It feels out of order. I want to be here. But right now it feels like I’m tiptoeing into this new thing, when I’d rather just be more grounded. I want to know what I’m getting in to.

Thursday, August 18, 2011

So there's that...

Yeah, he likes me. But for 15 minutes I thought I was being stood up.

I sat at the bar playing angry birds and waited...wondering if I had the strength to sit at a bar and not drink. Fifteen minutes was going to be my cut off and his. At 8:15 he texted, wondering if we were still meeting. I paused. I walked outside and he was standing there.


“I thought you were standing me up.” he said with a smile. He was just as cute as I remembered. I guess manners do exist.


We went back inside together and got seats outside in the patio. Just as it started to get dark, tea candles started being lit around us.


The mood was set and the Blue Moon was delicious.

We talked and talked. And laughed and leaned in to each other. His eyes did this whole twinkling thing and he had a really great smile. We talked about everything from our favorite numbers to childhood enemies to the importance of writing what you loved.


After round three, we agreed to do one more. We both drank slower, the crowd was emptying out. There hadn’t been more than a few beats of silence in hours, and they were comfortable beats. They closed the patio so we moved inside. I smiled up at him as our beers got lower.
*-*-*
Check your understanding
• 1. Answer these questions about the blog post:
(a) At what time did he text to ask whether they were still meeting?
(b) What game was the writer playing while waiting at the bar?
(c) Which beer is described as delicious?
• 2. Please reproduce the stretch of the blog post from "I sat at the" through "manners do exist.".
• 3. Explain in one to three sentences why the two moved inside near the end of the blog post.

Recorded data
*-*-*
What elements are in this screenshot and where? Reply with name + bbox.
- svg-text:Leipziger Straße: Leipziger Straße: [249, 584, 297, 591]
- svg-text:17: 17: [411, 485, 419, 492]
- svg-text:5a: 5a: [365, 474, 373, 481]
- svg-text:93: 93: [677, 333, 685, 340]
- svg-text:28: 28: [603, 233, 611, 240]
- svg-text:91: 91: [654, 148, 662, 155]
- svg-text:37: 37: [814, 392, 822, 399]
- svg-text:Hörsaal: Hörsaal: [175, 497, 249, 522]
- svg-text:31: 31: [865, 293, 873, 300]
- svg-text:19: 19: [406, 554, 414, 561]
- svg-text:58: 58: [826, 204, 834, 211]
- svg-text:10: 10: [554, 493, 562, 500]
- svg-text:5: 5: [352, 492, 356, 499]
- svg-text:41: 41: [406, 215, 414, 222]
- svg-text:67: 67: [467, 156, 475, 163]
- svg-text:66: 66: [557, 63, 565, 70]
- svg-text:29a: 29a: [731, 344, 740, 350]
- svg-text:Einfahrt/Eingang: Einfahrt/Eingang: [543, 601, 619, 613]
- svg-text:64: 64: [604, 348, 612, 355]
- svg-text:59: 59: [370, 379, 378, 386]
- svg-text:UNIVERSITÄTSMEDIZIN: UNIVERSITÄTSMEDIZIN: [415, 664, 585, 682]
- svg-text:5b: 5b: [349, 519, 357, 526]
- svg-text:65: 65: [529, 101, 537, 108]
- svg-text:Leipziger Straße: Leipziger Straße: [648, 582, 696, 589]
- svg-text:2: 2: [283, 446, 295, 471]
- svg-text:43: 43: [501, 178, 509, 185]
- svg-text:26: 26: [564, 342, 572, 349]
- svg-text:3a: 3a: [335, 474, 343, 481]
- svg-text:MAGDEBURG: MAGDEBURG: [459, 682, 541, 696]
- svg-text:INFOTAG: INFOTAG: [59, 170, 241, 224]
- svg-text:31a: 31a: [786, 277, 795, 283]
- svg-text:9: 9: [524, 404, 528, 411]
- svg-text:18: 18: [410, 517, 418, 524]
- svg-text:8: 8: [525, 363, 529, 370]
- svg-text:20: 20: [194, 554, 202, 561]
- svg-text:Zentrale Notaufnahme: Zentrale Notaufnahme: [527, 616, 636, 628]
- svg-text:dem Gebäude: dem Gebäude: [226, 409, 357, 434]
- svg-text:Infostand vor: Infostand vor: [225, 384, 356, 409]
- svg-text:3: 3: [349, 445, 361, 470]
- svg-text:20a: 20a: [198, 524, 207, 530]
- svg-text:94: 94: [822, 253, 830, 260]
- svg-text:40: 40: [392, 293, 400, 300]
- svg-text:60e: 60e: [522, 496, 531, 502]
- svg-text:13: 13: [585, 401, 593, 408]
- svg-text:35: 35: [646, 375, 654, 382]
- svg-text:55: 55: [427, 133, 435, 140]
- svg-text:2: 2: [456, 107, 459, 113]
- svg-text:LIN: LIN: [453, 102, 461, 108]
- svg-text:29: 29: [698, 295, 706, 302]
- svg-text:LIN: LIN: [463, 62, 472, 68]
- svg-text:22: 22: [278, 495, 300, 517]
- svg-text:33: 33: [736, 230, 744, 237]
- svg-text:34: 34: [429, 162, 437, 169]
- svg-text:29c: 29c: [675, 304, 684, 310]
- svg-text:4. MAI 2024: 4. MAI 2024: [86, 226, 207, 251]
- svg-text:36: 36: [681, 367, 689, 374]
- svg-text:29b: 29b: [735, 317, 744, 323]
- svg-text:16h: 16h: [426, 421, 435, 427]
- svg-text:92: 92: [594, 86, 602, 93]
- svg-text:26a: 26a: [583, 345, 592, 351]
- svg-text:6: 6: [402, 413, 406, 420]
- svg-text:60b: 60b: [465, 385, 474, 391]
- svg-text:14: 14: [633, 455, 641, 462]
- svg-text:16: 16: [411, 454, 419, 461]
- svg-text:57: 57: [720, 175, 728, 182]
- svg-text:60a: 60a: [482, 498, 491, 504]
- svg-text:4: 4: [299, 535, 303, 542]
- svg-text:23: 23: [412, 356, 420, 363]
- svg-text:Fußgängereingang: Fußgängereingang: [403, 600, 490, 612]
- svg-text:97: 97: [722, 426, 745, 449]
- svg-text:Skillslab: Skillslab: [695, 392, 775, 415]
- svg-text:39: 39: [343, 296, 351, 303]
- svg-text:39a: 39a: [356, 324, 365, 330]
*-*-*
List of answers
• 1.
(a) 8:15
(b) Angry Birds
(c) Blue Moon

• 2.
I sat at the bar playing angry birds and waited...wondering if I had the strength to sit at a bar and not drink. Fifteen minutes was going to be my cut off and his. At 8:15 he texted, wondering if we were still meeting. I paused. I walked outside and he was standing there.


“I thought you were standing me up.” he said with a smile. He was just as cute as I remembered. I guess manners do exist.

• 3. They moved inside because the patio was closed.